● **What is asked**: Below are some records; retype all of them exactly.

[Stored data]
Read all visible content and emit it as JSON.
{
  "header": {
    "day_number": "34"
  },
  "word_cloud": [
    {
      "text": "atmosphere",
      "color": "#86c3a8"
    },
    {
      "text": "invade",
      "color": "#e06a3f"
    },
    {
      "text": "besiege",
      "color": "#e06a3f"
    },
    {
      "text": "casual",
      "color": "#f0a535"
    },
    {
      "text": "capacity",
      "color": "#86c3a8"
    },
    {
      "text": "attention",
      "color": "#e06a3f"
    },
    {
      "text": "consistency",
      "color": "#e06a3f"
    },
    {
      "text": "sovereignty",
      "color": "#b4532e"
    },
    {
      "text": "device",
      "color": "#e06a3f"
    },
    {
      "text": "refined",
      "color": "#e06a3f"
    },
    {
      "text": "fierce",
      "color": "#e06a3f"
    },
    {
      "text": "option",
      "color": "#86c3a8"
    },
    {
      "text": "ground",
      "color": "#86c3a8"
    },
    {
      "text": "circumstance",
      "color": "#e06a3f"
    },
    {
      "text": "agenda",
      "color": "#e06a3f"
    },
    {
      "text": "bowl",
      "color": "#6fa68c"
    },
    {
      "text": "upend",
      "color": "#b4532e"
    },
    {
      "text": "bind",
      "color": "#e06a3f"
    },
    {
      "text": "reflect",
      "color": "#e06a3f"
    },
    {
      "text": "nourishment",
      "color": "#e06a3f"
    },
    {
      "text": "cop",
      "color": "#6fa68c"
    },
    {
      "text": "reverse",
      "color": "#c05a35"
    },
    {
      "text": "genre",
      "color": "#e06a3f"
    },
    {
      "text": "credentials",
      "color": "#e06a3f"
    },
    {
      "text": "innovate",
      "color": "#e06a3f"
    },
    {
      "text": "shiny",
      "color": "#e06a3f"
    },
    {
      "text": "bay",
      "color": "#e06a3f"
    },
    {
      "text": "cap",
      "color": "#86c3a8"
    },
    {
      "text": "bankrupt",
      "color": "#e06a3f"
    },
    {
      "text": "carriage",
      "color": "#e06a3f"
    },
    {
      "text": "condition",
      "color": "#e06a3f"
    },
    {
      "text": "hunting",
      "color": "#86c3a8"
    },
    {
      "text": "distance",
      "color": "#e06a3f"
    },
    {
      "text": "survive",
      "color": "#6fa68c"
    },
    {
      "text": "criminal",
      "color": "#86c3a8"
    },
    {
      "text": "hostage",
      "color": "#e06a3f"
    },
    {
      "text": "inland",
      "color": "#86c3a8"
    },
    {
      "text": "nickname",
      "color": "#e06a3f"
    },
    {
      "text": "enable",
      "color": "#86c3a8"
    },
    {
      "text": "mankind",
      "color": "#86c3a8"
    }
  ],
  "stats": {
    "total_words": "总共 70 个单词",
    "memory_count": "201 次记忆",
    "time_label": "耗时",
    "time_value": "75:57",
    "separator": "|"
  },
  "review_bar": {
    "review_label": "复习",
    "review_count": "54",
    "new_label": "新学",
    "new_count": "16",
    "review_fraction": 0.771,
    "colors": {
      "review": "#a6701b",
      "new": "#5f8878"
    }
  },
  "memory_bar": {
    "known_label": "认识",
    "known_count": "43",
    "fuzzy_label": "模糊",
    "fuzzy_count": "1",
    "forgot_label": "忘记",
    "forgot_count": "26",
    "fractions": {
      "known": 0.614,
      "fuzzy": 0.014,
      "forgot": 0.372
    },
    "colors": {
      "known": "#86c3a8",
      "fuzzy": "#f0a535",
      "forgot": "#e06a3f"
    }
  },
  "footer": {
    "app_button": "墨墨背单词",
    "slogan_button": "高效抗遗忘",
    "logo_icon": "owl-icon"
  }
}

● **Solution**:
Read all visible content and emit it as JSON.
{
  "header": {
    "day_number": "34"
  },
  "word_cloud": [
    {
      "text": "atmosphere",
      "color": "#86c3a8"
    },
    {
      "text": "invade",
      "color": "#e06a3f"
    },
    {
      "text": "besiege",
      "color": "#e06a3f"
    },
    {
      "text": "casual",
      "color": "#f0a535"
    },
    {
      "text": "capacity",
      "color": "#86c3a8"
    },
    {
      "text": "attention",
      "color": "#e06a3f"
    },
    {
      "text": "consistency",
      "color": "#e06a3f"
    },
    {
      "text": "sovereignty",
      "color": "#b4532e"
    },
    {
      "text": "device",
      "color": "#e06a3f"
    },
    {
      "text": "refined",
      "color": "#e06a3f"
    },
    {
      "text": "fierce",
      "color": "#e06a3f"
    },
    {
      "text": "option",
      "color": "#86c3a8"
    },
    {
      "text": "ground",
      "color": "#86c3a8"
    },
    {
      "text": "circumstance",
      "color": "#e06a3f"
    },
    {
      "text": "agenda",
      "color": "#e06a3f"
    },
    {
      "text": "bowl",
      "color": "#6fa68c"
    },
    {
      "text": "upend",
      "color": "#b4532e"
    },
    {
      "text": "bind",
      "color": "#e06a3f"
    },
    {
      "text": "reflect",
      "color": "#e06a3f"
    },
    {
      "text": "nourishment",
      "color": "#e06a3f"
    },
    {
      "text": "cop",
      "color": "#6fa68c"
    },
    {
      "text": "reverse",
      "color": "#c05a35"
    },
    {
      "text": "genre",
      "color": "#e06a3f"
    },
    {
      "text": "credentials",
      "color": "#e06a3f"
    },
    {
      "text": "innovate",
      "color": "#e06a3f"
    },
    {
      "text": "shiny",
      "color": "#e06a3f"
    },
    {
      "text": "bay",
      "color": "#e06a3f"
    },
    {
      "text": "cap",
      "color": "#86c3a8"
    },
    {
      "text": "bankrupt",
      "color": "#e06a3f"
    },
    {
      "text": "carriage",
      "color": "#e06a3f"
    },
    {
      "text": "condition",
      "color": "#e06a3f"
    },
    {
      "text": "hunting",
      "color": "#86c3a8"
    },
    {
      "text": "distance",
      "color": "#e06a3f"
    },
    {
      "text": "survive",
      "color": "#6fa68c"
    },
    {
      "text": "criminal",
      "color": "#86c3a8"
    },
    {
      "text": "hostage",
      "color": "#e06a3f"
    },
    {
      "text": "inland",
      "color": "#86c3a8"
    },
    {
      "text": "nickname",
      "color": "#e06a3f"
    },
    {
      "text": "enable",
      "color": "#86c3a8"
    },
    {
      "text": "mankind",
      "color": "#86c3a8"
    }
  ],
  "stats": {
    "total_words": "总共 70 个单词",
    "memory_count": "201 次记忆",
    "time_label": "耗时",
    "time_value": "75:57",
    "separator": "|"
  },
  "review_bar": {
    "review_label": "复习",
    "review_count": "54",
    "new_label": "新学",
    "new_count": "16",
    "review_fraction": 0.771,
    "colors": {
      "review": "#a6701b",
      "new": "#5f8878"
    }
  },
  "memory_bar": {
    "known_label": "认识",
    "known_count": "43",
    "fuzzy_label": "模糊",
    "fuzzy_count": "1",
    "forgot_label": "忘记",
    "forgot_count": "26",
    "fractions": {
      "known": 0.614,
      "fuzzy": 0.014,
      "forgot": 0.372
    },
    "colors": {
      "known": "#86c3a8",
      "fuzzy": "#f0a535",
      "forgot": "#e06a3f"
    }
  },
  "footer": {
    "app_button": "墨墨背单词",
    "slogan_button": "高效抗遗忘",
    "logo_icon": "owl-icon"
  }
}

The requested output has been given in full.